Figure dataset records
------------------------------------
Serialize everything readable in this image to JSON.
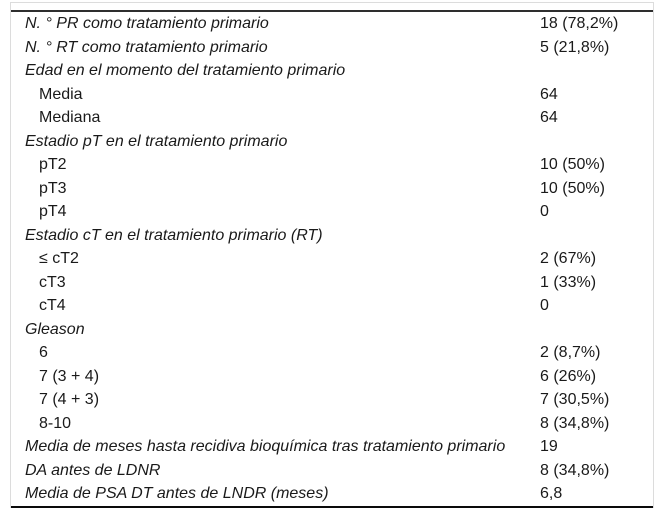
{
  "colors": {
    "background": "#ffffff",
    "text": "#1a1a1a",
    "rule_top": "#2e2e2e",
    "rule_bottom": "#0a0a0a",
    "side_border": "#dcdcdc"
  },
  "table": {
    "rows": [
      {
        "label": "N. ° PR como tratamiento primario",
        "value": "18 (78,2%)",
        "kind": "category"
      },
      {
        "label": "N. ° RT como tratamiento primario",
        "value": "5 (21,8%)",
        "kind": "category"
      },
      {
        "label": "Edad en el momento del tratamiento primario",
        "value": "",
        "kind": "category"
      },
      {
        "label": "Media",
        "value": "64",
        "kind": "sub"
      },
      {
        "label": "Mediana",
        "value": "64",
        "kind": "sub"
      },
      {
        "label": "Estadio pT en el tratamiento primario",
        "value": "",
        "kind": "category"
      },
      {
        "label": "pT2",
        "value": "10 (50%)",
        "kind": "sub"
      },
      {
        "label": "pT3",
        "value": "10 (50%)",
        "kind": "sub"
      },
      {
        "label": "pT4",
        "value": "0",
        "kind": "sub"
      },
      {
        "label": "Estadio cT en el tratamiento primario (RT)",
        "value": "",
        "kind": "category"
      },
      {
        "label": "≤ cT2",
        "value": "2 (67%)",
        "kind": "sub"
      },
      {
        "label": "cT3",
        "value": "1 (33%)",
        "kind": "sub"
      },
      {
        "label": "cT4",
        "value": "0",
        "kind": "sub"
      },
      {
        "label": "Gleason",
        "value": "",
        "kind": "category"
      },
      {
        "label": "6",
        "value": "2 (8,7%)",
        "kind": "sub"
      },
      {
        "label": "7 (3 + 4)",
        "value": "6 (26%)",
        "kind": "sub"
      },
      {
        "label": "7 (4 + 3)",
        "value": "7 (30,5%)",
        "kind": "sub"
      },
      {
        "label": "8-10",
        "value": "8 (34,8%)",
        "kind": "sub"
      },
      {
        "label": "Media de meses hasta recidiva bioquímica tras tratamiento primario",
        "value": "19",
        "kind": "category"
      },
      {
        "label": "DA antes de LDNR",
        "value": "8 (34,8%)",
        "kind": "category"
      },
      {
        "label": "Media de PSA DT antes de LNDR (meses)",
        "value": "6,8",
        "kind": "category"
      }
    ]
  }
}
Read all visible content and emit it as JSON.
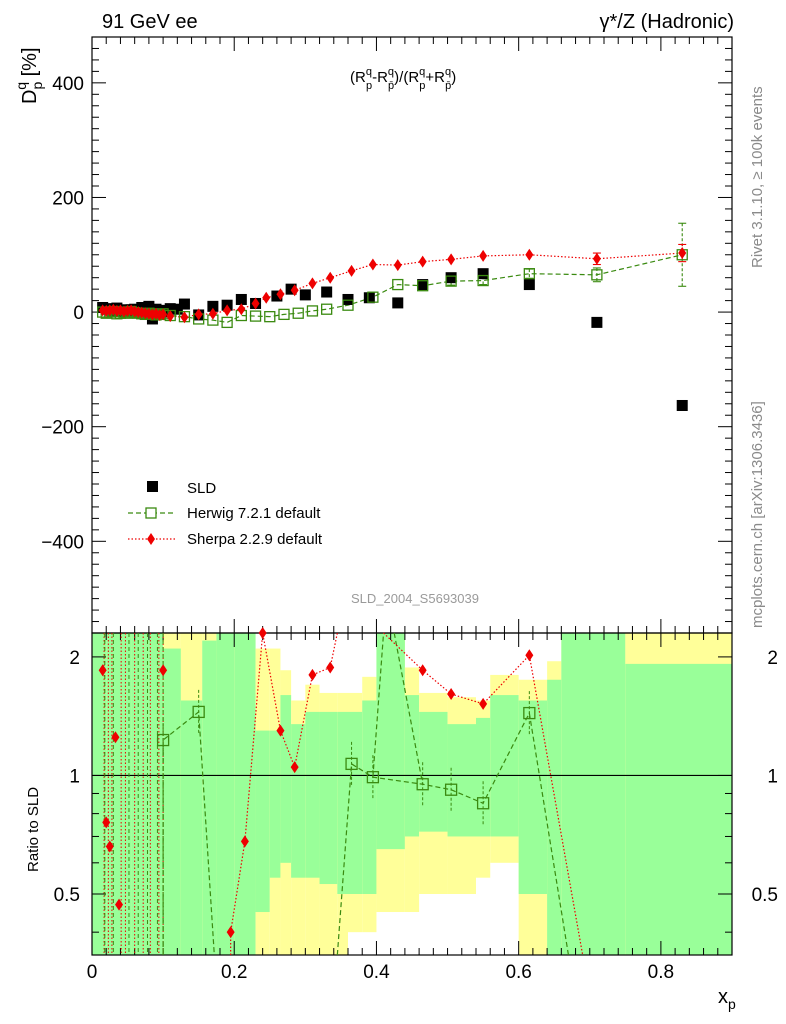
{
  "header": {
    "left": "91 GeV ee",
    "right": "γ*/Z (Hadronic)"
  },
  "side": {
    "rivet": "Rivet 3.1.10, ≥ 100k events",
    "mcplots": "mcplots.cern.ch [arXiv:1306.3436]"
  },
  "chart_data": {
    "type": "scatter",
    "title": "(R_p^q - R_pbar^q)/(R_p^q + R_pbar^q)",
    "xlabel": "x_p",
    "ylabel": "D_p^q [%]",
    "ratio_ylabel": "Ratio to SLD",
    "watermark": "SLD_2004_S5693039",
    "xlim": [
      0,
      0.9
    ],
    "ylim": [
      -560,
      480
    ],
    "ratio_ylim": [
      0.35,
      2.3
    ],
    "xticks": [
      "0",
      "0.2",
      "0.4",
      "0.6",
      "0.8"
    ],
    "yticks": [
      "−400",
      "−200",
      "0",
      "200",
      "400"
    ],
    "ratio_yticks": [
      "0.5",
      "1",
      "2"
    ],
    "legend": {
      "placement": "bottom-left",
      "entries": [
        "SLD",
        "Herwig 7.2.1 default",
        "Sherpa 2.2.9 default"
      ]
    },
    "series": [
      {
        "name": "SLD",
        "color": "#000000",
        "x": [
          0.015,
          0.02,
          0.025,
          0.03,
          0.035,
          0.04,
          0.045,
          0.05,
          0.055,
          0.06,
          0.065,
          0.07,
          0.075,
          0.08,
          0.085,
          0.09,
          0.095,
          0.1,
          0.105,
          0.11,
          0.12,
          0.13,
          0.15,
          0.17,
          0.19,
          0.21,
          0.23,
          0.26,
          0.28,
          0.3,
          0.33,
          0.36,
          0.39,
          0.43,
          0.465,
          0.505,
          0.55,
          0.615,
          0.71,
          0.83
        ],
        "y": [
          8,
          5,
          6,
          3,
          7,
          2,
          4,
          1,
          4,
          5,
          2,
          8,
          6,
          10,
          -12,
          5,
          3,
          2,
          0,
          6,
          5,
          14,
          -5,
          10,
          12,
          22,
          15,
          28,
          40,
          30,
          35,
          22,
          25,
          16,
          48,
          60,
          67,
          48,
          -18,
          -163
        ]
      },
      {
        "name": "Herwig 7.2.1 default",
        "color": "#3a8a10",
        "x": [
          0.015,
          0.02,
          0.025,
          0.03,
          0.035,
          0.04,
          0.045,
          0.05,
          0.055,
          0.06,
          0.065,
          0.07,
          0.075,
          0.08,
          0.085,
          0.09,
          0.095,
          0.1,
          0.11,
          0.13,
          0.15,
          0.17,
          0.19,
          0.21,
          0.23,
          0.25,
          0.27,
          0.29,
          0.31,
          0.33,
          0.36,
          0.395,
          0.43,
          0.465,
          0.505,
          0.55,
          0.615,
          0.71,
          0.83
        ],
        "y": [
          0,
          -2,
          0,
          1,
          -3,
          -2,
          0,
          -2,
          1,
          -1,
          -2,
          -3,
          -4,
          -2,
          -3,
          -5,
          -4,
          -3,
          -6,
          -8,
          -12,
          -14,
          -18,
          -6,
          -7,
          -8,
          -4,
          -2,
          2,
          5,
          12,
          26,
          48,
          46,
          54,
          55,
          67,
          65,
          100
        ],
        "yerr": [
          3,
          3,
          3,
          3,
          3,
          3,
          3,
          3,
          3,
          3,
          3,
          3,
          3,
          3,
          3,
          3,
          3,
          3,
          3,
          3,
          4,
          4,
          4,
          4,
          4,
          4,
          5,
          5,
          5,
          5,
          6,
          6,
          6,
          7,
          7,
          7,
          8,
          12,
          55
        ]
      },
      {
        "name": "Sherpa 2.2.9 default",
        "color": "#ee0000",
        "x": [
          0.015,
          0.02,
          0.025,
          0.03,
          0.035,
          0.04,
          0.045,
          0.05,
          0.055,
          0.06,
          0.065,
          0.07,
          0.075,
          0.08,
          0.085,
          0.09,
          0.095,
          0.1,
          0.11,
          0.13,
          0.15,
          0.17,
          0.19,
          0.21,
          0.23,
          0.245,
          0.265,
          0.285,
          0.31,
          0.335,
          0.365,
          0.395,
          0.43,
          0.465,
          0.505,
          0.55,
          0.615,
          0.71,
          0.83
        ],
        "y": [
          3,
          2,
          3,
          4,
          2,
          3,
          1,
          2,
          3,
          1,
          0,
          -1,
          -2,
          -3,
          -4,
          -3,
          -5,
          -4,
          -7,
          -9,
          -4,
          -3,
          3,
          5,
          15,
          25,
          31,
          38,
          50,
          60,
          72,
          83,
          82,
          88,
          92,
          98,
          100,
          93,
          103
        ],
        "yerr": [
          2,
          2,
          2,
          2,
          2,
          2,
          2,
          2,
          2,
          2,
          2,
          2,
          2,
          2,
          2,
          2,
          2,
          2,
          2,
          2,
          2,
          2,
          2,
          2,
          3,
          3,
          3,
          3,
          3,
          3,
          3,
          4,
          4,
          4,
          4,
          5,
          5,
          10,
          15
        ]
      }
    ],
    "ratio": {
      "herwig_x": [
        0.1,
        0.15,
        0.365,
        0.395,
        0.465,
        0.505,
        0.55,
        0.615
      ],
      "herwig_y": [
        1.23,
        1.45,
        1.07,
        0.99,
        0.95,
        0.92,
        0.85,
        1.44
      ],
      "sherpa_x": [
        0.015,
        0.02,
        0.025,
        0.033,
        0.038,
        0.1,
        0.195,
        0.215,
        0.24,
        0.265,
        0.285,
        0.31,
        0.335,
        0.465,
        0.505,
        0.55,
        0.615
      ],
      "sherpa_y": [
        1.85,
        0.76,
        0.66,
        1.25,
        0.47,
        1.85,
        0.4,
        0.68,
        2.3,
        1.3,
        1.05,
        1.8,
        1.88,
        1.85,
        1.61,
        1.52,
        2.02
      ],
      "bands": [
        {
          "x0": 0.0,
          "x1": 0.02,
          "g": [
            0.35,
            2.3
          ],
          "yl": [
            0.35,
            2.3
          ]
        },
        {
          "x0": 0.02,
          "x1": 0.055,
          "g": [
            0.35,
            2.3
          ],
          "yl": [
            0.35,
            2.3
          ]
        },
        {
          "x0": 0.055,
          "x1": 0.1,
          "g": [
            0.35,
            2.3
          ],
          "yl": [
            0.35,
            2.3
          ]
        },
        {
          "x0": 0.1,
          "x1": 0.125,
          "g": [
            0.35,
            2.1
          ],
          "yl": [
            0.35,
            2.3
          ]
        },
        {
          "x0": 0.125,
          "x1": 0.155,
          "g": [
            0.35,
            1.55
          ],
          "yl": [
            0.35,
            2.3
          ]
        },
        {
          "x0": 0.155,
          "x1": 0.175,
          "g": [
            0.35,
            2.2
          ],
          "yl": [
            0.35,
            2.3
          ]
        },
        {
          "x0": 0.175,
          "x1": 0.2,
          "g": [
            0.35,
            2.3
          ],
          "yl": [
            0.35,
            2.3
          ]
        },
        {
          "x0": 0.2,
          "x1": 0.23,
          "g": [
            0.35,
            2.3
          ],
          "yl": [
            0.35,
            2.3
          ]
        },
        {
          "x0": 0.23,
          "x1": 0.25,
          "g": [
            0.45,
            1.3
          ],
          "yl": [
            0.35,
            2.1
          ]
        },
        {
          "x0": 0.25,
          "x1": 0.265,
          "g": [
            0.55,
            1.3
          ],
          "yl": [
            0.35,
            2.1
          ]
        },
        {
          "x0": 0.265,
          "x1": 0.28,
          "g": [
            0.6,
            1.6
          ],
          "yl": [
            0.35,
            1.85
          ]
        },
        {
          "x0": 0.28,
          "x1": 0.3,
          "g": [
            0.55,
            1.35
          ],
          "yl": [
            0.35,
            1.55
          ]
        },
        {
          "x0": 0.3,
          "x1": 0.32,
          "g": [
            0.55,
            1.45
          ],
          "yl": [
            0.35,
            1.7
          ]
        },
        {
          "x0": 0.32,
          "x1": 0.345,
          "g": [
            0.53,
            1.45
          ],
          "yl": [
            0.35,
            1.62
          ]
        },
        {
          "x0": 0.345,
          "x1": 0.36,
          "g": [
            0.5,
            1.45
          ],
          "yl": [
            0.35,
            1.62
          ]
        },
        {
          "x0": 0.36,
          "x1": 0.38,
          "g": [
            0.5,
            1.45
          ],
          "yl": [
            0.4,
            1.62
          ]
        },
        {
          "x0": 0.38,
          "x1": 0.4,
          "g": [
            0.5,
            1.55
          ],
          "yl": [
            0.4,
            1.78
          ]
        },
        {
          "x0": 0.4,
          "x1": 0.44,
          "g": [
            0.65,
            2.3
          ],
          "yl": [
            0.45,
            2.3
          ]
        },
        {
          "x0": 0.44,
          "x1": 0.46,
          "g": [
            0.7,
            1.6
          ],
          "yl": [
            0.45,
            1.88
          ]
        },
        {
          "x0": 0.46,
          "x1": 0.5,
          "g": [
            0.72,
            1.45
          ],
          "yl": [
            0.5,
            1.62
          ]
        },
        {
          "x0": 0.5,
          "x1": 0.54,
          "g": [
            0.7,
            1.35
          ],
          "yl": [
            0.5,
            1.58
          ]
        },
        {
          "x0": 0.54,
          "x1": 0.56,
          "g": [
            0.7,
            1.4
          ],
          "yl": [
            0.55,
            1.55
          ]
        },
        {
          "x0": 0.56,
          "x1": 0.6,
          "g": [
            0.7,
            1.6
          ],
          "yl": [
            0.6,
            1.8
          ]
        },
        {
          "x0": 0.6,
          "x1": 0.64,
          "g": [
            0.5,
            1.55
          ],
          "yl": [
            0.35,
            1.75
          ]
        },
        {
          "x0": 0.64,
          "x1": 0.66,
          "g": [
            0.35,
            1.75
          ],
          "yl": [
            0.35,
            1.95
          ]
        },
        {
          "x0": 0.66,
          "x1": 0.75,
          "g": [
            0.35,
            2.3
          ],
          "yl": [
            0.35,
            2.3
          ]
        },
        {
          "x0": 0.75,
          "x1": 0.9,
          "g": [
            0.35,
            1.92
          ],
          "yl": [
            0.35,
            2.3
          ]
        }
      ]
    }
  }
}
------------------------------------
REQUEST :: Show all lines from the data above in which the word "left" appears.

ANSWER FOR THIS EXERCISE ::
    "left": "91 GeV ee",
      "placement": "bottom-left",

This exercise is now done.